* **Directive**
Repeat the entire listing exactly as written.

* **Provided information**
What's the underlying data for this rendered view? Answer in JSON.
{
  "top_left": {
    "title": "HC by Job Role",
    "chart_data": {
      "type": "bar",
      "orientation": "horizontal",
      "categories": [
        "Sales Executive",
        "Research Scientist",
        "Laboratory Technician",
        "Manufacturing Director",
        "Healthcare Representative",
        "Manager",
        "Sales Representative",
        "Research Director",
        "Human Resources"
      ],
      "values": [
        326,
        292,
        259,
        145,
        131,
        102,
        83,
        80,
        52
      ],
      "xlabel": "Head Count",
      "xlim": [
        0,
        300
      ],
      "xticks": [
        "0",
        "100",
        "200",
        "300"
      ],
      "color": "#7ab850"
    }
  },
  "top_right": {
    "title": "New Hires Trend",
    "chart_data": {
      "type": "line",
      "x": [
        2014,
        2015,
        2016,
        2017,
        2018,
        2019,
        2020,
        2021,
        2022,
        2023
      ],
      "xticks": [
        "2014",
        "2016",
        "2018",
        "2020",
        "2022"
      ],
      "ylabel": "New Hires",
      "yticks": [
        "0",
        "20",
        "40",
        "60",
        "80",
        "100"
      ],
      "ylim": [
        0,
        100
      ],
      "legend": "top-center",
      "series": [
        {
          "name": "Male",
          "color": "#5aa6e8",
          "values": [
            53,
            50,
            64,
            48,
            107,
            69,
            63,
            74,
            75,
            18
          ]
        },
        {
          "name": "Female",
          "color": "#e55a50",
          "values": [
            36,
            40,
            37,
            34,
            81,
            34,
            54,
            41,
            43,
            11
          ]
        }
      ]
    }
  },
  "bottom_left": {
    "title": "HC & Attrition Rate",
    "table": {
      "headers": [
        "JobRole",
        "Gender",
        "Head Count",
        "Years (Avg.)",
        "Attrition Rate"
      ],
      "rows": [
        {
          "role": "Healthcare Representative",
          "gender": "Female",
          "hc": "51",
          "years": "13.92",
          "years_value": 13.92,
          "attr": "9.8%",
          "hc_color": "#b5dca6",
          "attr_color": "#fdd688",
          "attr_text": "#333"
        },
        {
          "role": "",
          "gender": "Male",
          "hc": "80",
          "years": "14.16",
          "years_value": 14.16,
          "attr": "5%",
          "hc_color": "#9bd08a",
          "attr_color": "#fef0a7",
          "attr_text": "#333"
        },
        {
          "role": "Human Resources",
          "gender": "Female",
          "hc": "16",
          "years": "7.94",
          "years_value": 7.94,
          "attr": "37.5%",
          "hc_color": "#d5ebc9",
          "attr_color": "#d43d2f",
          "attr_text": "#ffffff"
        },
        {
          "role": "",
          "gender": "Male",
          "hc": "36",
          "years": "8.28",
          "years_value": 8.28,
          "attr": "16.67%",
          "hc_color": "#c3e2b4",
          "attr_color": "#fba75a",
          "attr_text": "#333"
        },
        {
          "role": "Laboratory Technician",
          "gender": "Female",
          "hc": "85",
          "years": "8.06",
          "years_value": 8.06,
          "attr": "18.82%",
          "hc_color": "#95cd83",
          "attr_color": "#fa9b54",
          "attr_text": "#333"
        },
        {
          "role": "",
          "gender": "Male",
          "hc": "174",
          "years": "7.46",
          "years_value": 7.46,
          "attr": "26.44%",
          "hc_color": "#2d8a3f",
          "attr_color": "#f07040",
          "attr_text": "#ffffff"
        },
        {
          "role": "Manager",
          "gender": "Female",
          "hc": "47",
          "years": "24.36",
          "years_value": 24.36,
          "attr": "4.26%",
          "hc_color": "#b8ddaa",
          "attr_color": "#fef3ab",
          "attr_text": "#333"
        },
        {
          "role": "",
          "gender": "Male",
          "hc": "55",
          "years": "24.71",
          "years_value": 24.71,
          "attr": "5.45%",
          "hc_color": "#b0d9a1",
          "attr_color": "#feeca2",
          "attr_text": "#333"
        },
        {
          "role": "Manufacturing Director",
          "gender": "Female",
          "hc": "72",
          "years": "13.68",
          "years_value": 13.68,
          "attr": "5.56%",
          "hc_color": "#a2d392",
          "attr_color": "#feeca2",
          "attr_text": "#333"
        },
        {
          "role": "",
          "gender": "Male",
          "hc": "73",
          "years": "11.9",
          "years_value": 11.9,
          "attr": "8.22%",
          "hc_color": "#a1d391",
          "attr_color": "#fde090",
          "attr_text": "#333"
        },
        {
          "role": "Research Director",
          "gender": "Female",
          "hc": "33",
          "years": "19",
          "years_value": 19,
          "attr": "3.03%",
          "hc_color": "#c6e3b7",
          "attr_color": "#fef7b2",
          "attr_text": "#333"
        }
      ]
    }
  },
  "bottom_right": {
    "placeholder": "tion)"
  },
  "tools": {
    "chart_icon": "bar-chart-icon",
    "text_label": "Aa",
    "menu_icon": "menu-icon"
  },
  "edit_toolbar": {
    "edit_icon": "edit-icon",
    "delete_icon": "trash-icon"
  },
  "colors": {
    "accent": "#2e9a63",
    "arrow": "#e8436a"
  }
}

* **Full response**
What's the underlying data for this rendered view? Answer in JSON.
{
  "top_left": {
    "title": "HC by Job Role",
    "chart_data": {
      "type": "bar",
      "orientation": "horizontal",
      "categories": [
        "Sales Executive",
        "Research Scientist",
        "Laboratory Technician",
        "Manufacturing Director",
        "Healthcare Representative",
        "Manager",
        "Sales Representative",
        "Research Director",
        "Human Resources"
      ],
      "values": [
        326,
        292,
        259,
        145,
        131,
        102,
        83,
        80,
        52
      ],
      "xlabel": "Head Count",
      "xlim": [
        0,
        300
      ],
      "xticks": [
        "0",
        "100",
        "200",
        "300"
      ],
      "color": "#7ab850"
    }
  },
  "top_right": {
    "title": "New Hires Trend",
    "chart_data": {
      "type": "line",
      "x": [
        2014,
        2015,
        2016,
        2017,
        2018,
        2019,
        2020,
        2021,
        2022,
        2023
      ],
      "xticks": [
        "2014",
        "2016",
        "2018",
        "2020",
        "2022"
      ],
      "ylabel": "New Hires",
      "yticks": [
        "0",
        "20",
        "40",
        "60",
        "80",
        "100"
      ],
      "ylim": [
        0,
        100
      ],
      "legend": "top-center",
      "series": [
        {
          "name": "Male",
          "color": "#5aa6e8",
          "values": [
            53,
            50,
            64,
            48,
            107,
            69,
            63,
            74,
            75,
            18
          ]
        },
        {
          "name": "Female",
          "color": "#e55a50",
          "values": [
            36,
            40,
            37,
            34,
            81,
            34,
            54,
            41,
            43,
            11
          ]
        }
      ]
    }
  },
  "bottom_left": {
    "title": "HC & Attrition Rate",
    "table": {
      "headers": [
        "JobRole",
        "Gender",
        "Head Count",
        "Years (Avg.)",
        "Attrition Rate"
      ],
      "rows": [
        {
          "role": "Healthcare Representative",
          "gender": "Female",
          "hc": "51",
          "years": "13.92",
          "years_value": 13.92,
          "attr": "9.8%",
          "hc_color": "#b5dca6",
          "attr_color": "#fdd688",
          "attr_text": "#333"
        },
        {
          "role": "",
          "gender": "Male",
          "hc": "80",
          "years": "14.16",
          "years_value": 14.16,
          "attr": "5%",
          "hc_color": "#9bd08a",
          "attr_color": "#fef0a7",
          "attr_text": "#333"
        },
        {
          "role": "Human Resources",
          "gender": "Female",
          "hc": "16",
          "years": "7.94",
          "years_value": 7.94,
          "attr": "37.5%",
          "hc_color": "#d5ebc9",
          "attr_color": "#d43d2f",
          "attr_text": "#ffffff"
        },
        {
          "role": "",
          "gender": "Male",
          "hc": "36",
          "years": "8.28",
          "years_value": 8.28,
          "attr": "16.67%",
          "hc_color": "#c3e2b4",
          "attr_color": "#fba75a",
          "attr_text": "#333"
        },
        {
          "role": "Laboratory Technician",
          "gender": "Female",
          "hc": "85",
          "years": "8.06",
          "years_value": 8.06,
          "attr": "18.82%",
          "hc_color": "#95cd83",
          "attr_color": "#fa9b54",
          "attr_text": "#333"
        },
        {
          "role": "",
          "gender": "Male",
          "hc": "174",
          "years": "7.46",
          "years_value": 7.46,
          "attr": "26.44%",
          "hc_color": "#2d8a3f",
          "attr_color": "#f07040",
          "attr_text": "#ffffff"
        },
        {
          "role": "Manager",
          "gender": "Female",
          "hc": "47",
          "years": "24.36",
          "years_value": 24.36,
          "attr": "4.26%",
          "hc_color": "#b8ddaa",
          "attr_color": "#fef3ab",
          "attr_text": "#333"
        },
        {
          "role": "",
          "gender": "Male",
          "hc": "55",
          "years": "24.71",
          "years_value": 24.71,
          "attr": "5.45%",
          "hc_color": "#b0d9a1",
          "attr_color": "#feeca2",
          "attr_text": "#333"
        },
        {
          "role": "Manufacturing Director",
          "gender": "Female",
          "hc": "72",
          "years": "13.68",
          "years_value": 13.68,
          "attr": "5.56%",
          "hc_color": "#a2d392",
          "attr_color": "#feeca2",
          "attr_text": "#333"
        },
        {
          "role": "",
          "gender": "Male",
          "hc": "73",
          "years": "11.9",
          "years_value": 11.9,
          "attr": "8.22%",
          "hc_color": "#a1d391",
          "attr_color": "#fde090",
          "attr_text": "#333"
        },
        {
          "role": "Research Director",
          "gender": "Female",
          "hc": "33",
          "years": "19",
          "years_value": 19,
          "attr": "3.03%",
          "hc_color": "#c6e3b7",
          "attr_color": "#fef7b2",
          "attr_text": "#333"
        }
      ]
    }
  },
  "bottom_right": {
    "placeholder": "tion)"
  },
  "tools": {
    "chart_icon": "bar-chart-icon",
    "text_label": "Aa",
    "menu_icon": "menu-icon"
  },
  "edit_toolbar": {
    "edit_icon": "edit-icon",
    "delete_icon": "trash-icon"
  },
  "colors": {
    "accent": "#2e9a63",
    "arrow": "#e8436a"
  }
}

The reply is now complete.